:: Record set
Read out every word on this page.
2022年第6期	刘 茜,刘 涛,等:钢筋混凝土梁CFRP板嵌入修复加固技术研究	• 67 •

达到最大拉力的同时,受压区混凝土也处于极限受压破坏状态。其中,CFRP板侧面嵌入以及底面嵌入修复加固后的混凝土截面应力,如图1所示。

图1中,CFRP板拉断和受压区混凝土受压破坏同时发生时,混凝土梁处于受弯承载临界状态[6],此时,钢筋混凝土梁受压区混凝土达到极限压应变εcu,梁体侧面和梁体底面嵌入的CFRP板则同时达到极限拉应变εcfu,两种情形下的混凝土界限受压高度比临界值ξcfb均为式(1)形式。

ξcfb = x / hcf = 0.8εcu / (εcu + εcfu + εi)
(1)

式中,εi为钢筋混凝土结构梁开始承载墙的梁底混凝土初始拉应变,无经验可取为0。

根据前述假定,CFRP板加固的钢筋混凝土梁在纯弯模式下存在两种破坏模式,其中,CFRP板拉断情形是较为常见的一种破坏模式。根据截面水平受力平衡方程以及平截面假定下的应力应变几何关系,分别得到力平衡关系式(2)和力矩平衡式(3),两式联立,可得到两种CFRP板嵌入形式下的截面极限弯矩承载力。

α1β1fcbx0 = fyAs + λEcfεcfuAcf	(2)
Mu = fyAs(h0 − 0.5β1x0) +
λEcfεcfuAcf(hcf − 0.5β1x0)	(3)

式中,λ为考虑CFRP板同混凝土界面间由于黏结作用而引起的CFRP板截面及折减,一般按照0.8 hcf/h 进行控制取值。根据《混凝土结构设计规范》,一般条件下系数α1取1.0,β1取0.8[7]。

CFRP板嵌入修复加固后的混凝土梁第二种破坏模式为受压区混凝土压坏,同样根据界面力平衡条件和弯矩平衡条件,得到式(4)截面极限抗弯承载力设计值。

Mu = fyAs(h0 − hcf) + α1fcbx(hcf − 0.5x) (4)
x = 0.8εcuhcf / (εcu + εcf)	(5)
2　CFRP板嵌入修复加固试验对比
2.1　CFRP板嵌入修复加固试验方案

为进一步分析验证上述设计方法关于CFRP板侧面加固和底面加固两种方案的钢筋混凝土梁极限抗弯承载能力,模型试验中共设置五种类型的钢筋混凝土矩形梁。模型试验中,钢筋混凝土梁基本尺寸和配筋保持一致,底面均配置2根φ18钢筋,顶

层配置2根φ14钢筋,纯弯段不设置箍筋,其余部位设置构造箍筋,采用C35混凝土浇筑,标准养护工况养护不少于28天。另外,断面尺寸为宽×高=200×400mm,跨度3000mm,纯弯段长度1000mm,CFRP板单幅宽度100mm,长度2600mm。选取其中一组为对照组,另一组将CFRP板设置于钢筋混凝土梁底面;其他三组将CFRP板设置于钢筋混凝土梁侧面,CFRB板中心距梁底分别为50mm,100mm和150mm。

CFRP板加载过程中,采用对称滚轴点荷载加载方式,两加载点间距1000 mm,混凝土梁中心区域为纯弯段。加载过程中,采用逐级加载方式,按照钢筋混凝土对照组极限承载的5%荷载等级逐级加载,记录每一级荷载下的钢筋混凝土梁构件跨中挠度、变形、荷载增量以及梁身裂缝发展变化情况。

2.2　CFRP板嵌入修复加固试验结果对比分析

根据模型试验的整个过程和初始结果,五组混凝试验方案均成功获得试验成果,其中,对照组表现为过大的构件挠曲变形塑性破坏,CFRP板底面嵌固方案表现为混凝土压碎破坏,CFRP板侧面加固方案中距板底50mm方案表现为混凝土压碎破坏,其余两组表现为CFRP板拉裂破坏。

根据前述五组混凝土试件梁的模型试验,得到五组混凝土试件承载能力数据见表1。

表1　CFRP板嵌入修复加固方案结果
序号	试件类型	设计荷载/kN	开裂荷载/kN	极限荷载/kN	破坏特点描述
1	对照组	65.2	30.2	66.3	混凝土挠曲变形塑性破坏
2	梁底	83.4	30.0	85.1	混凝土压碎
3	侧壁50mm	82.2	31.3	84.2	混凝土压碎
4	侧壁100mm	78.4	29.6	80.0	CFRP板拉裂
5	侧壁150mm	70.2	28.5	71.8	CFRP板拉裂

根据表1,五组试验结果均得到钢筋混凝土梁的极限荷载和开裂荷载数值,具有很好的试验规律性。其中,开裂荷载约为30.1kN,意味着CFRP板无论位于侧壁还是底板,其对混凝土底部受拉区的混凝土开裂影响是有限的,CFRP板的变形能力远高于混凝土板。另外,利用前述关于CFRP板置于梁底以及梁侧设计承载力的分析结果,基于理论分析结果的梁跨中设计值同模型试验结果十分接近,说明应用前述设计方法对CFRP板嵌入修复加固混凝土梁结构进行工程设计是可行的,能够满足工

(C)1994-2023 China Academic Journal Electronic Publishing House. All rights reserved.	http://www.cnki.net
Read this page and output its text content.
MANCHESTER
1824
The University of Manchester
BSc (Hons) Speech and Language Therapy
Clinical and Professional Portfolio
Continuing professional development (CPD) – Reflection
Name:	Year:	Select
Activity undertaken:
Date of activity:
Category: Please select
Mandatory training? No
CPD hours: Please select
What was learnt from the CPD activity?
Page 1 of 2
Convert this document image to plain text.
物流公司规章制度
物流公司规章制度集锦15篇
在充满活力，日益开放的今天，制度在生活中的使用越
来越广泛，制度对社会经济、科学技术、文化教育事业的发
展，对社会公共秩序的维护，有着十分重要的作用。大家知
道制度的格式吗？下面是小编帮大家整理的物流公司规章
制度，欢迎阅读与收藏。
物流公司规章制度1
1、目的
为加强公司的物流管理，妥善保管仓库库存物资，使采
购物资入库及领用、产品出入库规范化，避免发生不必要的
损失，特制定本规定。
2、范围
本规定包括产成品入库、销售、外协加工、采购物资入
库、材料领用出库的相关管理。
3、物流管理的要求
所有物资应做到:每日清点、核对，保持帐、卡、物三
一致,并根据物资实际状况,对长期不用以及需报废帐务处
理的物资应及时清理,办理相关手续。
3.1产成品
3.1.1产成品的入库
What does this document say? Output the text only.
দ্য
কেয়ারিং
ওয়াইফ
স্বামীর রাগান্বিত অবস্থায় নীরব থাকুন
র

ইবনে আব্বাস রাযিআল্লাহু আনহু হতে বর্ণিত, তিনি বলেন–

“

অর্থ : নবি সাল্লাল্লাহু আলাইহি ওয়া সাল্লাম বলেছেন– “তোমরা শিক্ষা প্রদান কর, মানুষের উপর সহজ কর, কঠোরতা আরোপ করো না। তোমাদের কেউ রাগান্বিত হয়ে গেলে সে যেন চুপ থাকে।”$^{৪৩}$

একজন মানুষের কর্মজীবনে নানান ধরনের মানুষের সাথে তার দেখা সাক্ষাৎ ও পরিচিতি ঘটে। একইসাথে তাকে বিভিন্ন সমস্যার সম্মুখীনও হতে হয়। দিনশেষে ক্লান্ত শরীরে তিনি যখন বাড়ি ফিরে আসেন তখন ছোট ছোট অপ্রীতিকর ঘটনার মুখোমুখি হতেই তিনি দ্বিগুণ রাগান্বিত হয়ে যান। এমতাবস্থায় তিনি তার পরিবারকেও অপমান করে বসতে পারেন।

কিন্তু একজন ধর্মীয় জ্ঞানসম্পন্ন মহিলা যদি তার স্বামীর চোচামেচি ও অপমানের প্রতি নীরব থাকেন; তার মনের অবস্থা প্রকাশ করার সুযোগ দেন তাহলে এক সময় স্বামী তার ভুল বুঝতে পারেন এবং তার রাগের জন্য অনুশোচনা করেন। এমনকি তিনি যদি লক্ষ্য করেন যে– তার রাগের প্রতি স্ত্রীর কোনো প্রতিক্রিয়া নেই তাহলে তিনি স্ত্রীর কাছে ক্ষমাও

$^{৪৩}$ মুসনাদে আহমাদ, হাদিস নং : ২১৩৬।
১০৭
::::
__What to do__.
Lines in the records that hold the word "Please" are to be counted; give only the total.

__Reply__.
2